What to do. Which lines include the word "Quilts"? Copy each of them.

● ● ● ●

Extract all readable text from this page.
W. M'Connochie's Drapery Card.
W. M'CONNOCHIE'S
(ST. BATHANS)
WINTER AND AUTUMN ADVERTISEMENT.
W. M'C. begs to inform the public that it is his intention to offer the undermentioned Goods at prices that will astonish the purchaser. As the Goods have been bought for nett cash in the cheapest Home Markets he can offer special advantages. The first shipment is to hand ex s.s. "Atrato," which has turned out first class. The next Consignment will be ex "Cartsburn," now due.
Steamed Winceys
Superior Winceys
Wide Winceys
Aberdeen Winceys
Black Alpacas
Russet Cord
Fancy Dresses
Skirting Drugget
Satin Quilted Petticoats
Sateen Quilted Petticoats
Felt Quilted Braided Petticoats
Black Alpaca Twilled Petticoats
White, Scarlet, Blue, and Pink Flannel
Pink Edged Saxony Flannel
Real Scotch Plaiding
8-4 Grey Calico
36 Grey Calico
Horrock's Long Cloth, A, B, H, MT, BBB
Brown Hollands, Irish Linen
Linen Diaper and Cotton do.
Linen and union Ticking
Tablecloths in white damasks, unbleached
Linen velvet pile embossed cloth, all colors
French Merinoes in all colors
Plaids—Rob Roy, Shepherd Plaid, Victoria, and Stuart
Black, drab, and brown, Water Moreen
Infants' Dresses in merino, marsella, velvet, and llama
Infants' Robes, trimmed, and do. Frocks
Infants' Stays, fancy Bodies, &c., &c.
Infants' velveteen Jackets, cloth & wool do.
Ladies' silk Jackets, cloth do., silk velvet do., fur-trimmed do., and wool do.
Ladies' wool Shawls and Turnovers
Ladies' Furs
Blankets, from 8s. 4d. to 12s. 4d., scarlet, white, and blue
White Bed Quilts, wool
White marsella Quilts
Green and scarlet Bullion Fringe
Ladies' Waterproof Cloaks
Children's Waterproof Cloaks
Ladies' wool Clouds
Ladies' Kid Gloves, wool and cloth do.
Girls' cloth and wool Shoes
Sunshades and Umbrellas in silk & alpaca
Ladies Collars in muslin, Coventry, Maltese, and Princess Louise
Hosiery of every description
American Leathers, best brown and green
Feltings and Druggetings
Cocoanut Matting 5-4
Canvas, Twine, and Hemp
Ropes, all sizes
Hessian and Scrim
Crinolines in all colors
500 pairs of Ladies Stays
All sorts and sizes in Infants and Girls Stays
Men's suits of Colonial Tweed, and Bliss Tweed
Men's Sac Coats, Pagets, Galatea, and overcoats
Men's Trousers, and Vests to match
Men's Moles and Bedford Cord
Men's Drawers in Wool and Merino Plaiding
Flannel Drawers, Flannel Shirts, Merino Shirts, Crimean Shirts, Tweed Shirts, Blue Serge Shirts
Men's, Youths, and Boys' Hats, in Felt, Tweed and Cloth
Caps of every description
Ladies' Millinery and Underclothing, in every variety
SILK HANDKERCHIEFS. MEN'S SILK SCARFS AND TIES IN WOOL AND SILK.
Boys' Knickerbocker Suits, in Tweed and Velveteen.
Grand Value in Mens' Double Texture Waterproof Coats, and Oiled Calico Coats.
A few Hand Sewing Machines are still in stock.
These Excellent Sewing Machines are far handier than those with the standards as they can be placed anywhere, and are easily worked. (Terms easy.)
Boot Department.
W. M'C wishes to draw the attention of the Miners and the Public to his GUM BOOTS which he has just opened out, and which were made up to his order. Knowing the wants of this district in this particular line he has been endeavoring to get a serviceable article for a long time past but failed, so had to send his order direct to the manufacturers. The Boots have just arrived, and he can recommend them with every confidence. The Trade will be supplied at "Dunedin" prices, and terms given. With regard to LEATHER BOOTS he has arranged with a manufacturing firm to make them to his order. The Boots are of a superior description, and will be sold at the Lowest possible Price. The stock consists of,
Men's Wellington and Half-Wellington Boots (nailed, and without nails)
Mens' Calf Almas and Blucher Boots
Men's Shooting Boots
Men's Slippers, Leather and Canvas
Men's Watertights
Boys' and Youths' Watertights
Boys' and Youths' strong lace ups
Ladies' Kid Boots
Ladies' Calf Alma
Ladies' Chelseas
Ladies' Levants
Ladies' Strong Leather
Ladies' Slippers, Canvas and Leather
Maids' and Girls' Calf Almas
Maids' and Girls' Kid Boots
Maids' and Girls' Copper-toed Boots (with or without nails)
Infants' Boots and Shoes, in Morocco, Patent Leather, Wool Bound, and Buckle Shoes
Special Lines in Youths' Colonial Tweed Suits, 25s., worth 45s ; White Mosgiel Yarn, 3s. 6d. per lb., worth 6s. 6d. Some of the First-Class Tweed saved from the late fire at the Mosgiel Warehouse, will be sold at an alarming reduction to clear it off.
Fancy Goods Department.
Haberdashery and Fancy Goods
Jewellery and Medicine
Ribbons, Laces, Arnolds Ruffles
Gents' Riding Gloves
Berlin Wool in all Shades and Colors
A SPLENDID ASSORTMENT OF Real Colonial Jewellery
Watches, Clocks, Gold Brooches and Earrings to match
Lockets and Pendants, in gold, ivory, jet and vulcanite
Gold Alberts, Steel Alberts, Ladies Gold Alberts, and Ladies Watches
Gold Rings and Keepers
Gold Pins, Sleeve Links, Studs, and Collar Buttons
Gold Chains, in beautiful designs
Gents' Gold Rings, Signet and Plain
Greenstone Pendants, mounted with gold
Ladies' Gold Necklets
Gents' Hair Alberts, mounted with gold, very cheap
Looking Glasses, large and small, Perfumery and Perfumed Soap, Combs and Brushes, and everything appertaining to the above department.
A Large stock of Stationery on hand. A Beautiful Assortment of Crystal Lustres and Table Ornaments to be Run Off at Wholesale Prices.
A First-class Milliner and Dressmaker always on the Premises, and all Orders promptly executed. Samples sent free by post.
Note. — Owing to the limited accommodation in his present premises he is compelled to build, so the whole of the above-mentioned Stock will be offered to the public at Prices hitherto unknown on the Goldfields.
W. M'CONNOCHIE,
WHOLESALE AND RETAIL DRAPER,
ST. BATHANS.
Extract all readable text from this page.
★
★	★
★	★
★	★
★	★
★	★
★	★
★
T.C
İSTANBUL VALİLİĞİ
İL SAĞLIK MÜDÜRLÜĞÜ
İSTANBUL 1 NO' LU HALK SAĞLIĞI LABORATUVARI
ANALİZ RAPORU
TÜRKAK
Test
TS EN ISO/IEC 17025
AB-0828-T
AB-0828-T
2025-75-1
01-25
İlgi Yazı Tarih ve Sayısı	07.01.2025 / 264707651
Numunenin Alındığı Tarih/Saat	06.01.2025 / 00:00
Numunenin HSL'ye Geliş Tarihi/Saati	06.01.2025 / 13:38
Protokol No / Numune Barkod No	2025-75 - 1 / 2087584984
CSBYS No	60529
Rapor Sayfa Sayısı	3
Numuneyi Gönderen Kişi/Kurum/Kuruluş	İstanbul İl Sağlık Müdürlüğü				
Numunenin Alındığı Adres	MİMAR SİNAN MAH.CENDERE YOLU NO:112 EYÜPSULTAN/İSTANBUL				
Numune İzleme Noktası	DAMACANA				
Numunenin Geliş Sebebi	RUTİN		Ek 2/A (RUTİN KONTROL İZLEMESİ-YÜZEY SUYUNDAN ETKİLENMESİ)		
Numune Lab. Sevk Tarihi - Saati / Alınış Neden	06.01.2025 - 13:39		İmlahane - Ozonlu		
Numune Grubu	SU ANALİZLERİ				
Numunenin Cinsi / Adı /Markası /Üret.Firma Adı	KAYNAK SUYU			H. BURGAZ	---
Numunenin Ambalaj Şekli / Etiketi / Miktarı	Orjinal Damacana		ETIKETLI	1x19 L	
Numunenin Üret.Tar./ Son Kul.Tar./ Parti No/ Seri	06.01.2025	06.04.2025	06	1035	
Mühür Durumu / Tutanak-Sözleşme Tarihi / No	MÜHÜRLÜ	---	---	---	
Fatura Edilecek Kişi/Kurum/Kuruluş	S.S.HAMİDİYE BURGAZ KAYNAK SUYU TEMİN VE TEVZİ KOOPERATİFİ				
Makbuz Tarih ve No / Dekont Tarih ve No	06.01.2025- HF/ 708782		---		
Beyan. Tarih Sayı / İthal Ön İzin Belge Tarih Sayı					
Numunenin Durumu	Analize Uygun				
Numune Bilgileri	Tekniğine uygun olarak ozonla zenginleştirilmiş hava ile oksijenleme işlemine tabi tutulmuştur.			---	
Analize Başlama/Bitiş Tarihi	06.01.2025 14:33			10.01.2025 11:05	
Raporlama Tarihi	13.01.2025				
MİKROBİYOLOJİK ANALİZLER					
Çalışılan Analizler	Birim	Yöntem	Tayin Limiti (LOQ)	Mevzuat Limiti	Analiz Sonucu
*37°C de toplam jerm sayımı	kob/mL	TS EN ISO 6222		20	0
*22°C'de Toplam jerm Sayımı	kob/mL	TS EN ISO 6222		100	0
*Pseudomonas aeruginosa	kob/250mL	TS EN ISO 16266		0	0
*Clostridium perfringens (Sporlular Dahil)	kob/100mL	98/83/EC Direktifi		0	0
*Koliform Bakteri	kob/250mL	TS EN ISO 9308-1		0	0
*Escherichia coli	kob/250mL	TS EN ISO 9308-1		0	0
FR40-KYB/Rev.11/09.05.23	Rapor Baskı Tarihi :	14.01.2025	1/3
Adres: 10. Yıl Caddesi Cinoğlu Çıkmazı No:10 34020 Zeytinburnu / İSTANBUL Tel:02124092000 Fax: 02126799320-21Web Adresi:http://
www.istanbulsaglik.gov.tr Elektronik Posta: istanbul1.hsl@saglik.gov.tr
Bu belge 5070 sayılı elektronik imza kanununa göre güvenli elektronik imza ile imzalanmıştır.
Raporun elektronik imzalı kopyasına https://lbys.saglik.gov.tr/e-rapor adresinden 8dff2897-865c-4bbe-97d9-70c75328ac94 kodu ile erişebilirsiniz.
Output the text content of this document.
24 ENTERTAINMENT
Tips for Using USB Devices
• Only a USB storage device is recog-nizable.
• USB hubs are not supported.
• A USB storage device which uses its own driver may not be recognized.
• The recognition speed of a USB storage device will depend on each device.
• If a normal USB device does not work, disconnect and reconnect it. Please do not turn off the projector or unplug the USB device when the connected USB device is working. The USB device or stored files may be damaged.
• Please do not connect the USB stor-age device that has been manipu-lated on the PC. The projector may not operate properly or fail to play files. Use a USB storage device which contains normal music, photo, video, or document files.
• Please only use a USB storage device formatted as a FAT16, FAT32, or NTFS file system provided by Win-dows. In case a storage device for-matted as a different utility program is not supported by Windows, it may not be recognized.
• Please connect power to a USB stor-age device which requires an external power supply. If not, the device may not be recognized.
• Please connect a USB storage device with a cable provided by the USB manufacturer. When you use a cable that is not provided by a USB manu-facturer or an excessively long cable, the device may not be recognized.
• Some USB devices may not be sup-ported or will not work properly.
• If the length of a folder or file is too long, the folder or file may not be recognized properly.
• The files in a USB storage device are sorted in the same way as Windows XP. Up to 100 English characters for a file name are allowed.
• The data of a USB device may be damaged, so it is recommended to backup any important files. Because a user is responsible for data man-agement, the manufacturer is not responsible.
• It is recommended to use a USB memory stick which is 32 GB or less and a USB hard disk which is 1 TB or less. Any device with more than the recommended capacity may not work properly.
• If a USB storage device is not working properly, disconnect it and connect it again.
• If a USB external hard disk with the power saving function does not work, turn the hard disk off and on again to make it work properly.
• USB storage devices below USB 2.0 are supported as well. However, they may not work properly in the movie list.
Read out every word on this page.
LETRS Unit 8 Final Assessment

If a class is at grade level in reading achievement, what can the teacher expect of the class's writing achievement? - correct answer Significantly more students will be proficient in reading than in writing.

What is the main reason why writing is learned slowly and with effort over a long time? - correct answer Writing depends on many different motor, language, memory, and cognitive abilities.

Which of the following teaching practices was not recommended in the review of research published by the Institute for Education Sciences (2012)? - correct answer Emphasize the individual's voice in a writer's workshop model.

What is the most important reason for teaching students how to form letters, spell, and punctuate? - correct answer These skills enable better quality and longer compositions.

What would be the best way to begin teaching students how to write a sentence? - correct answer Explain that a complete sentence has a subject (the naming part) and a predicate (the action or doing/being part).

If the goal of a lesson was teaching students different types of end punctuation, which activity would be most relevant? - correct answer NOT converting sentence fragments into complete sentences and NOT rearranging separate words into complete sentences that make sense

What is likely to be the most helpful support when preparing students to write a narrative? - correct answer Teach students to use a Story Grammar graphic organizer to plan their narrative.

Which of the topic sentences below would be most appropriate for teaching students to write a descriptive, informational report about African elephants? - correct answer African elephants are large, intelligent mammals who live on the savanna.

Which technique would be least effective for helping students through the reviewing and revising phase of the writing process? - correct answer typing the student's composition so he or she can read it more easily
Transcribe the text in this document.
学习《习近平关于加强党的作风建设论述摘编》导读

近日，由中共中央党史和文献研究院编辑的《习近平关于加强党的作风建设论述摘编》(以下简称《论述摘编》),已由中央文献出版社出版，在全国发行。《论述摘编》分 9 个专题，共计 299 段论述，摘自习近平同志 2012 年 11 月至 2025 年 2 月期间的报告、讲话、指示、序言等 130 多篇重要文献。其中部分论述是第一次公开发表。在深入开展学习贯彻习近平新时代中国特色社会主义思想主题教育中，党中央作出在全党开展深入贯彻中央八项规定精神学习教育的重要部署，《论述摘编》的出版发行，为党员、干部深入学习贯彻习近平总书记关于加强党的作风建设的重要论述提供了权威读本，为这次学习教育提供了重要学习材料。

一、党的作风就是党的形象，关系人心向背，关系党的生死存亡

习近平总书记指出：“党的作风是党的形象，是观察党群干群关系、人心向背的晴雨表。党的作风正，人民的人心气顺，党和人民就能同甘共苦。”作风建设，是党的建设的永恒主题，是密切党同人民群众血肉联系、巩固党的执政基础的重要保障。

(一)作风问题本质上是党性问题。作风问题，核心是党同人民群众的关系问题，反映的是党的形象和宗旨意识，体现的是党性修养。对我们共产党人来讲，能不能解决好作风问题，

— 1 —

● ● ● ●

Answer.
White Bed Quilts, wool
White marsella Quilts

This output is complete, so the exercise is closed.